# START OF Raw records

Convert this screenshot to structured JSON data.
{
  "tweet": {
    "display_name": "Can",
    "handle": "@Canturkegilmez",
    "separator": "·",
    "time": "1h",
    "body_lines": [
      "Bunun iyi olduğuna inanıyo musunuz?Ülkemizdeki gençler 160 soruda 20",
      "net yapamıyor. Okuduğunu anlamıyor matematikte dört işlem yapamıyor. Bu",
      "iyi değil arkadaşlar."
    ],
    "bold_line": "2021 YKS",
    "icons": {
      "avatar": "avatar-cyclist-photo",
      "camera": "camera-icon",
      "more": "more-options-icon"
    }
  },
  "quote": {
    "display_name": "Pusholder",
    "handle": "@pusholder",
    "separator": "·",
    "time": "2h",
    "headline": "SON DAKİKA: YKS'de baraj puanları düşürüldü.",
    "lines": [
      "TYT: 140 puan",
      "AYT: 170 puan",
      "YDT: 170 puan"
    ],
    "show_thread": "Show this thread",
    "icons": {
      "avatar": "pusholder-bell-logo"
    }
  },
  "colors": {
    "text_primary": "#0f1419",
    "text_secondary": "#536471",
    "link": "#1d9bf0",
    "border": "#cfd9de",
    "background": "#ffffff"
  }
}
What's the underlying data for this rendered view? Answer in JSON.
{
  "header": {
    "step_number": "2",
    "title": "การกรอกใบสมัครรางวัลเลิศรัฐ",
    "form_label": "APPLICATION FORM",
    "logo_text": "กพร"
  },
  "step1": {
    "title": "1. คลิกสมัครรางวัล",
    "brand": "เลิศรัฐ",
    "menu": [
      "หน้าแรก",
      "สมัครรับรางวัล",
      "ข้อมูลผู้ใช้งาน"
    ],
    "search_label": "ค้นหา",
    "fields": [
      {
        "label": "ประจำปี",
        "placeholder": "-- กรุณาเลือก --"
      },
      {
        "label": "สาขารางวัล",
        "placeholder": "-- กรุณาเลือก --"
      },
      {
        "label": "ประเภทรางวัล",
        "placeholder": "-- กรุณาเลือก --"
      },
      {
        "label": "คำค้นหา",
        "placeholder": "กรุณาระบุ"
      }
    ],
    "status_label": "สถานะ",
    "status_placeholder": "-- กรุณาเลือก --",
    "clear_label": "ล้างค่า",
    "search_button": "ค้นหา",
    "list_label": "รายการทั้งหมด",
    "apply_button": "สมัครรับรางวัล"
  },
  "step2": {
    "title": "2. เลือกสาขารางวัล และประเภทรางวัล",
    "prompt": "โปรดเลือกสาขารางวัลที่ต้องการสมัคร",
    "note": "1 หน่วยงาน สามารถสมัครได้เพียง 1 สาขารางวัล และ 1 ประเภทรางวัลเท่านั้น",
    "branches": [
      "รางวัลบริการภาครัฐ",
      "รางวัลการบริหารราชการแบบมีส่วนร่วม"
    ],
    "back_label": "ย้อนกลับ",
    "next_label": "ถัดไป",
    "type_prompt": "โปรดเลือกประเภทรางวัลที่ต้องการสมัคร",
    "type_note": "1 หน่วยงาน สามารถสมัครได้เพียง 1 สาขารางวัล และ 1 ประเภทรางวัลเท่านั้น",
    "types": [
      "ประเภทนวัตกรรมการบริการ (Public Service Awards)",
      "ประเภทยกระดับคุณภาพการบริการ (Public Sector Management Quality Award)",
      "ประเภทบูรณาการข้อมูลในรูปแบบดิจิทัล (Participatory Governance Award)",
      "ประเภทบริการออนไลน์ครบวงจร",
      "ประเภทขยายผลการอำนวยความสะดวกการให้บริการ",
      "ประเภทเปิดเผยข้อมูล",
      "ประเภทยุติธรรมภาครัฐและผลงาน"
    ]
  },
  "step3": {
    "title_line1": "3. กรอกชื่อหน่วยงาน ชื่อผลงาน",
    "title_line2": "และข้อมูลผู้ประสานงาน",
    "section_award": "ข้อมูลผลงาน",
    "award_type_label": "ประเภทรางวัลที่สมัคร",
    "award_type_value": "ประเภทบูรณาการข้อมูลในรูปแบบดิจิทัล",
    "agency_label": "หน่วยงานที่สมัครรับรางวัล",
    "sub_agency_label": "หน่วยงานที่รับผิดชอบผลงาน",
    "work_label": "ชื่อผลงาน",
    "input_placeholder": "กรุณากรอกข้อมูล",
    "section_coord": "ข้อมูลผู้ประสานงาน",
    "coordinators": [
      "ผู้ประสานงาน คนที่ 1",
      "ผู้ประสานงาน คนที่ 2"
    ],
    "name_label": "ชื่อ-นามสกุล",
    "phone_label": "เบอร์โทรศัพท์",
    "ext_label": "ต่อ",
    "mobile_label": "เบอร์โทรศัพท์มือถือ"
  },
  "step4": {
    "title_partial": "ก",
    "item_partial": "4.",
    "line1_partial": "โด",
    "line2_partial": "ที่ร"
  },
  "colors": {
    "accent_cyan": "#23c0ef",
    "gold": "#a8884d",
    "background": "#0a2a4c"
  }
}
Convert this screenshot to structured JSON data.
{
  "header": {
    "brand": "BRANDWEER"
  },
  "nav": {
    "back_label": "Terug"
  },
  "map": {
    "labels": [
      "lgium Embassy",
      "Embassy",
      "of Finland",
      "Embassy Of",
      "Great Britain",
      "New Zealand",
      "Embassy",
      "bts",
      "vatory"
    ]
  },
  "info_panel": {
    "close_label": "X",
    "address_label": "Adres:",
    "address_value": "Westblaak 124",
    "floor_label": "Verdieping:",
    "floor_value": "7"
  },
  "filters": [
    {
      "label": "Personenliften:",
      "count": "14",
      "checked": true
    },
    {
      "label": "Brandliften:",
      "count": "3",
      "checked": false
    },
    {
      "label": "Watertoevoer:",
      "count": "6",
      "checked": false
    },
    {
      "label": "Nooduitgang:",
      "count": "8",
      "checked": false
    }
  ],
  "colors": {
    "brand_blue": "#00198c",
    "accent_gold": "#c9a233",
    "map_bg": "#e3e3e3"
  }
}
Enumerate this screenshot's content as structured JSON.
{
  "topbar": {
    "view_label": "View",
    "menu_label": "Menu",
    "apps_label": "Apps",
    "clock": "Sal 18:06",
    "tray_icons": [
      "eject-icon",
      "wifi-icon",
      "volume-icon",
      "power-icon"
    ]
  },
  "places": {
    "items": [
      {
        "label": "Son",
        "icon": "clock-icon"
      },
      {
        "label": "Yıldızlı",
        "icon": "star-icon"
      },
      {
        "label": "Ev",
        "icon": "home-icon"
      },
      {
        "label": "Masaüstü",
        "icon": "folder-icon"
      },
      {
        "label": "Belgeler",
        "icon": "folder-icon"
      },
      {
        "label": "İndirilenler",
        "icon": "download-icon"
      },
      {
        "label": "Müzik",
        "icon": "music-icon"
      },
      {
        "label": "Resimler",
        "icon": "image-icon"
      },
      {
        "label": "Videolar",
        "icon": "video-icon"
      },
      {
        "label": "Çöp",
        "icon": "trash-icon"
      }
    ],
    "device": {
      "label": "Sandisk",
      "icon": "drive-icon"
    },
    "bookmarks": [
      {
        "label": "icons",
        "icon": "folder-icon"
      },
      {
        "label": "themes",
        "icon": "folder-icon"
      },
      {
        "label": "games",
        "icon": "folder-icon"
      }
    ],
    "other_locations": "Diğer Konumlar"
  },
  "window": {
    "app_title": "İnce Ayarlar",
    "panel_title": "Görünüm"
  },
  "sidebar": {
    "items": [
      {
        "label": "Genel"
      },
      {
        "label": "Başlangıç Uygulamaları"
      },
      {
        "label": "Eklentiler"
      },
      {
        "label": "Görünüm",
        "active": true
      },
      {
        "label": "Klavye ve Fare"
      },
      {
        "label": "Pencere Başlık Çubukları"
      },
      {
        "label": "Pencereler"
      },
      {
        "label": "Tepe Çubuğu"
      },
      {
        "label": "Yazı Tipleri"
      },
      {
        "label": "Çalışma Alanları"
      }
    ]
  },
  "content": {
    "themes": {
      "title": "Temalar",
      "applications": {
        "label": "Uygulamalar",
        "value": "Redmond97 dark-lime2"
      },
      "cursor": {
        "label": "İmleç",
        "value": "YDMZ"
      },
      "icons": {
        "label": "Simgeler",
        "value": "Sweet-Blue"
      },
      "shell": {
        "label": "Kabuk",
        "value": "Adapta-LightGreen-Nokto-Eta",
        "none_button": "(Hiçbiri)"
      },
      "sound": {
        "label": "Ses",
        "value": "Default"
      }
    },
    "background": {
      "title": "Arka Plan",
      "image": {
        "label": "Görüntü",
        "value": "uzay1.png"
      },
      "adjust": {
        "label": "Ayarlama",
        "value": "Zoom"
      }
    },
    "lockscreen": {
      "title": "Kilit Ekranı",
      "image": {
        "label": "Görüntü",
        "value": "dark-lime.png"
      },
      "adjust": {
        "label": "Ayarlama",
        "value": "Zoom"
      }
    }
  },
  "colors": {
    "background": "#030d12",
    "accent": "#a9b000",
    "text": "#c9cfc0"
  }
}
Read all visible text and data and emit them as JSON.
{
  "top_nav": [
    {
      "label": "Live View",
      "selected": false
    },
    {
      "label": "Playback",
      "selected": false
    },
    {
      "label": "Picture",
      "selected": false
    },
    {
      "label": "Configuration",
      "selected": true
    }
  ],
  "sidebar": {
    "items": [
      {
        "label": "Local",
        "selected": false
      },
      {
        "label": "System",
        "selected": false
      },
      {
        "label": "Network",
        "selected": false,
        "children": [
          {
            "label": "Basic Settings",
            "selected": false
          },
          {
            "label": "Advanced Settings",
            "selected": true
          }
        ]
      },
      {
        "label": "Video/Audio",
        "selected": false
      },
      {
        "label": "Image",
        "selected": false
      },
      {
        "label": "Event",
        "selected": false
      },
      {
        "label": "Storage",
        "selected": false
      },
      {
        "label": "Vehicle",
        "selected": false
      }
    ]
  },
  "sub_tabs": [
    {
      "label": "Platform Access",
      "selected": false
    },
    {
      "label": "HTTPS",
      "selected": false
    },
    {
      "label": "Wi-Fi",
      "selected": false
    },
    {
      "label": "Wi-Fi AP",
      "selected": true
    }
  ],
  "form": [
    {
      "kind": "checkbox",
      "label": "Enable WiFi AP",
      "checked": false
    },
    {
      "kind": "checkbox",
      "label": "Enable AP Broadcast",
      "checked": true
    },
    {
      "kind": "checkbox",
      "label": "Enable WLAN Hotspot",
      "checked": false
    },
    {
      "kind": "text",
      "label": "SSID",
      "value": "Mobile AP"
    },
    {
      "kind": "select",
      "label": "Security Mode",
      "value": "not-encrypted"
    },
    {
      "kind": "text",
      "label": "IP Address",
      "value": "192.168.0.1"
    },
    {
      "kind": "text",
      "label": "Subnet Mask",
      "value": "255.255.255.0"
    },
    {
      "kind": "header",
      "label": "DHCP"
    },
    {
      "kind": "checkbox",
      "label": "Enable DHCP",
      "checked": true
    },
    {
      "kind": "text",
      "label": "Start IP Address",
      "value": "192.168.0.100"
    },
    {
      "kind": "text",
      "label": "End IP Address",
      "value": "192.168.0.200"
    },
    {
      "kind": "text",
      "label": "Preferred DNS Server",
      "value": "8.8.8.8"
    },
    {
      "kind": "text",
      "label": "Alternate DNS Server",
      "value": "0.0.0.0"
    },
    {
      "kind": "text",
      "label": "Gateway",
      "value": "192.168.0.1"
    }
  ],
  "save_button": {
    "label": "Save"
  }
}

# END OF Raw records

Write down every line of the data above that includes the string "รณาการข".

→ In response
      "ประเภทบูรณาการข้อมูลในรูปแบบดิจิทัล (Participatory Governance Award)",
    "award_type_value": "ประเภทบูรณาการข้อมูลในรูปแบบดิจิทัล",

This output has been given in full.